### Problem to work on
Whenever a line contains the string "circle", copy it out of the entries.

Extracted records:

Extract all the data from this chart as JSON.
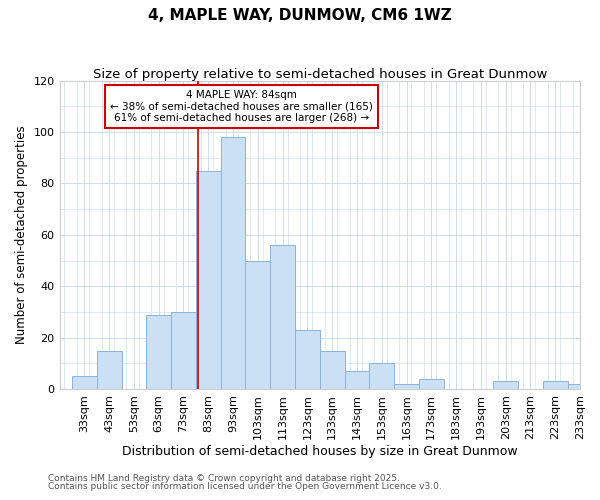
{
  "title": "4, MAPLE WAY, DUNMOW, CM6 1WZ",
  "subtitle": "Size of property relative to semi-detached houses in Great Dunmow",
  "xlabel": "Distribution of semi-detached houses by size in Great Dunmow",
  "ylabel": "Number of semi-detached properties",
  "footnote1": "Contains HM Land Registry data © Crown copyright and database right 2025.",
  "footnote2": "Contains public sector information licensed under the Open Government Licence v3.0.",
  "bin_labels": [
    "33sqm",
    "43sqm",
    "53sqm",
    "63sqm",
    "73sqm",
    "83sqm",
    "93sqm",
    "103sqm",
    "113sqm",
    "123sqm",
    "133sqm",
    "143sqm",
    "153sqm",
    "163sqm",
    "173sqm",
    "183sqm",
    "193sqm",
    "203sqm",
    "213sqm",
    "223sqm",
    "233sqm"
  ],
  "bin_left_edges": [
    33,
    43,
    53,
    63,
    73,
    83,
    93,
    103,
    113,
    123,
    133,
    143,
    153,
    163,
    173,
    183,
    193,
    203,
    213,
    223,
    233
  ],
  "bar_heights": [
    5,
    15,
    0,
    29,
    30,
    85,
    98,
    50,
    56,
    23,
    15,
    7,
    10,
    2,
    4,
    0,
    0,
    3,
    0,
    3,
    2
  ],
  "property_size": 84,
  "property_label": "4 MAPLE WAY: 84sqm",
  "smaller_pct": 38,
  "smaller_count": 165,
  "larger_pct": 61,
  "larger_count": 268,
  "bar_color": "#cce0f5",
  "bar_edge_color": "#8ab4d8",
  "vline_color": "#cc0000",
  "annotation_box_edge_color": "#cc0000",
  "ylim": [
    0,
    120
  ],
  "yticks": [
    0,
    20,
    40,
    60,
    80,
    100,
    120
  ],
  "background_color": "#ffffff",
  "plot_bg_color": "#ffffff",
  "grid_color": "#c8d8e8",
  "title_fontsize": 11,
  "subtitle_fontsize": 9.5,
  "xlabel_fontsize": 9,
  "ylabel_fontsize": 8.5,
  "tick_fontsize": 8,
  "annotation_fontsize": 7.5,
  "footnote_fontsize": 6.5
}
* * *
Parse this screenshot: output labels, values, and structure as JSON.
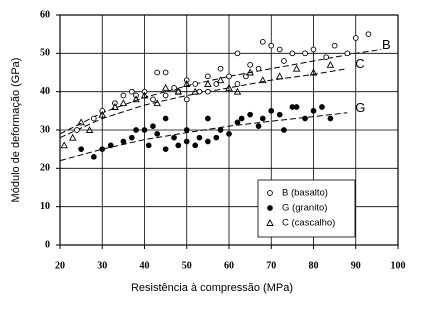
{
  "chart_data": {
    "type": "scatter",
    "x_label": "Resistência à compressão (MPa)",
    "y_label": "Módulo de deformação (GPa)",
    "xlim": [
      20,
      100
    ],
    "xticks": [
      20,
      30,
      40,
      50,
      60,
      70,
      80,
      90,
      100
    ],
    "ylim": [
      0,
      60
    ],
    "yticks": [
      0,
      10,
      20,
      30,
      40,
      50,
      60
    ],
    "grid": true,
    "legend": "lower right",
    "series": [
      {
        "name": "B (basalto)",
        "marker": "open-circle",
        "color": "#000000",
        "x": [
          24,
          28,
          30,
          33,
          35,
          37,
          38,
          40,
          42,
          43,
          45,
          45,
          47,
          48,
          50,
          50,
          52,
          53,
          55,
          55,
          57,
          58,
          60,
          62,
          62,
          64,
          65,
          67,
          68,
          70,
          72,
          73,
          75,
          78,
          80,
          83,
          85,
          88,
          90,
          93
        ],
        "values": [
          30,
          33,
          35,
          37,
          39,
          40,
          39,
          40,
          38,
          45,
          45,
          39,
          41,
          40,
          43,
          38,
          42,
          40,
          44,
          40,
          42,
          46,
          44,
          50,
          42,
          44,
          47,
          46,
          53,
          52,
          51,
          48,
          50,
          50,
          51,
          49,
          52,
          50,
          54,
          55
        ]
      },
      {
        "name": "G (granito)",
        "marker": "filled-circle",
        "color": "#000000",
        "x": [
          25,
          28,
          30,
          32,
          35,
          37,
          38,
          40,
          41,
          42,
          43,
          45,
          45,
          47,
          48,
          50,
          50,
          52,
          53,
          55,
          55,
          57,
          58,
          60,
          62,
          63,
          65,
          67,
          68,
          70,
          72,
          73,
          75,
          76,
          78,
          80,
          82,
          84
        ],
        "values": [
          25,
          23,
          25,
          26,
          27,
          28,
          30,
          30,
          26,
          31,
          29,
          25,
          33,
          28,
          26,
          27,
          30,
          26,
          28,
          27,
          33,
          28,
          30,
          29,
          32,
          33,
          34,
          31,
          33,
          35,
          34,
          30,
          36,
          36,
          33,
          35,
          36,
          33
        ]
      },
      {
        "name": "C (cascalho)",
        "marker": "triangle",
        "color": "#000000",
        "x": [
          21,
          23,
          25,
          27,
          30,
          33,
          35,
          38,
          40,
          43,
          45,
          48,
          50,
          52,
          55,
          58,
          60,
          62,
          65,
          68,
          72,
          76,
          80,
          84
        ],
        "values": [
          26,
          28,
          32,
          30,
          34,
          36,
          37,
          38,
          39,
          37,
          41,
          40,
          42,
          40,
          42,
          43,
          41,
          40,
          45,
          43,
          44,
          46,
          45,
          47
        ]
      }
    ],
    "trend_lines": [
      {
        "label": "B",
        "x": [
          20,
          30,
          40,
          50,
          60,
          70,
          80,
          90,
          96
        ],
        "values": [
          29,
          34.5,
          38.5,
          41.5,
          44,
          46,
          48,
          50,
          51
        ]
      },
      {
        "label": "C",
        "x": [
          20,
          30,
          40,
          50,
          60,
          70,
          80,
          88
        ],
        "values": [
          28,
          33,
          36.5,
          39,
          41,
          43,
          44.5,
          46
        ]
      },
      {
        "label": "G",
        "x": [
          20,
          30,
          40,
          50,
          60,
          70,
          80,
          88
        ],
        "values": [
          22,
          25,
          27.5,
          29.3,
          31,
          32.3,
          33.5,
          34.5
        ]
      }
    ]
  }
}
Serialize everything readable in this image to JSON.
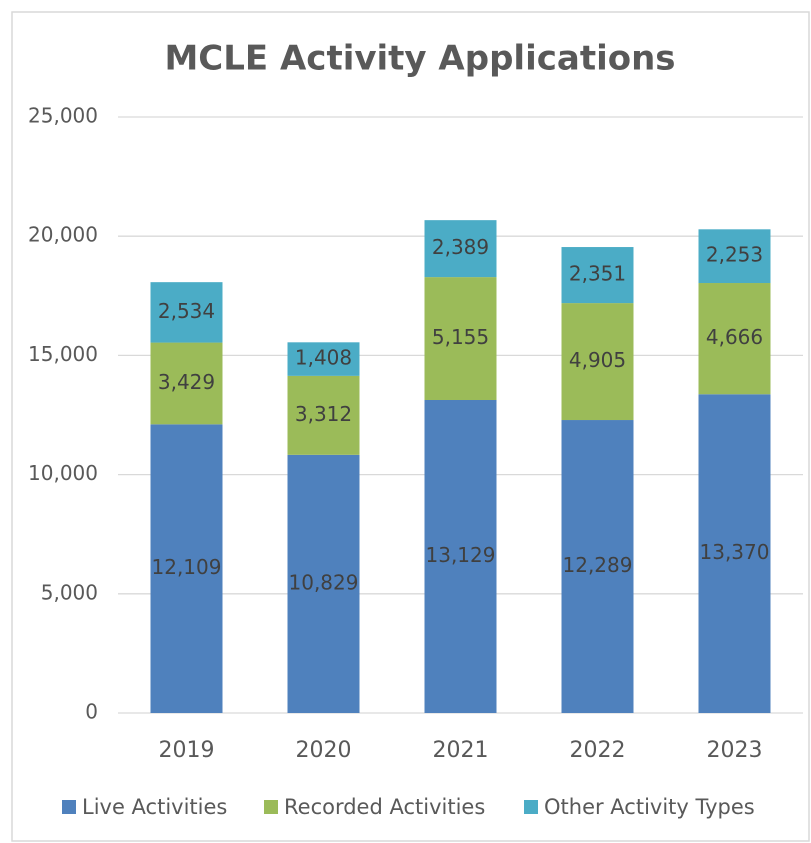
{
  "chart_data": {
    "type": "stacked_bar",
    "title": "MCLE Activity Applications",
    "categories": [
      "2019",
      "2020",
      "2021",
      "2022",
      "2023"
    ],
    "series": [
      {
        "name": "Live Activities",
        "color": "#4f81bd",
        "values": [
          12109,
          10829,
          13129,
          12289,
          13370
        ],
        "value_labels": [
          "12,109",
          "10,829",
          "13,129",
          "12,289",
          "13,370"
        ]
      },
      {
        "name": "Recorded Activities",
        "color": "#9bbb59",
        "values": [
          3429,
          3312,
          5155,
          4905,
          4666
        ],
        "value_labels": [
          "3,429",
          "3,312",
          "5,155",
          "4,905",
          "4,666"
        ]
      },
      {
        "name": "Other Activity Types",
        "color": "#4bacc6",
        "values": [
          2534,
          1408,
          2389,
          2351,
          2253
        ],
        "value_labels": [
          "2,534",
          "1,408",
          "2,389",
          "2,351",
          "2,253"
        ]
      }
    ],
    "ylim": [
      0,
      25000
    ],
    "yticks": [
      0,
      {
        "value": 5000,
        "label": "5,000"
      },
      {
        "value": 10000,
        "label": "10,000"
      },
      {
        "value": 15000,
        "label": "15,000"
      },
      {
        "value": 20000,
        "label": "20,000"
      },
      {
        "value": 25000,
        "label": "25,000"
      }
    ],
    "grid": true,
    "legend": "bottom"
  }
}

### Solution for this task
        "marker": "open-circle",
        "marker": "filled-circle",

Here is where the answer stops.